_Objective:_ Pictures should be excluded; otherwise, copy every entry exactly.

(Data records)
========================
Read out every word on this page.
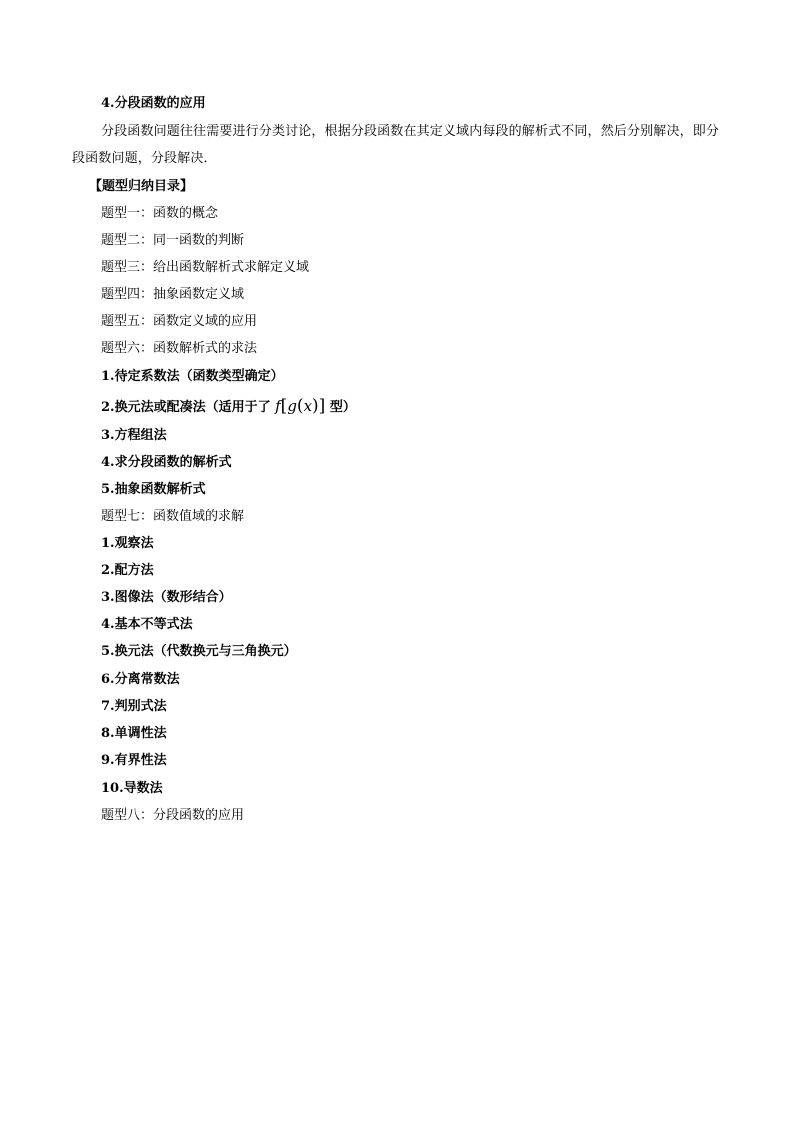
4.分段函数的应用
分段函数问题往往需要进行分类讨论，根据分段函数在其定义域内每段的解析式不同，然后分别解决，即分段函数问题，分段解决．
【题型归纳目录】
题型一：函数的概念
题型二：同一函数的判断
题型三：给出函数解析式求解定义域
题型四：抽象函数定义域
题型五：函数定义域的应用
题型六：函数解析式的求法
1.待定系数法（函数类型确定）
2.换元法或配凑法（适用于了 f[g(x)] 型）
3.方程组法
4.求分段函数的解析式
5.抽象函数解析式
题型七：函数值域的求解
1.观察法
2.配方法
3.图像法（数形结合）
4.基本不等式法
5.换元法（代数换元与三角换元）
6.分离常数法
7.判别式法
8.单调性法
9.有界性法
10.导数法
题型八：分段函数的应用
========================
_Correct result:_
Read out every word on this page.
4.分段函数的应用
分段函数问题往往需要进行分类讨论，根据分段函数在其定义域内每段的解析式不同，然后分别解决，即分段函数问题，分段解决．
【题型归纳目录】
题型一：函数的概念
题型二：同一函数的判断
题型三：给出函数解析式求解定义域
题型四：抽象函数定义域
题型五：函数定义域的应用
题型六：函数解析式的求法
1.待定系数法（函数类型确定）
2.换元法或配凑法（适用于了 f[g(x)] 型）
3.方程组法
4.求分段函数的解析式
5.抽象函数解析式
题型七：函数值域的求解
1.观察法
2.配方法
3.图像法（数形结合）
4.基本不等式法
5.换元法（代数换元与三角换元）
6.分离常数法
7.判别式法
8.单调性法
9.有界性法
10.导数法
题型八：分段函数的应用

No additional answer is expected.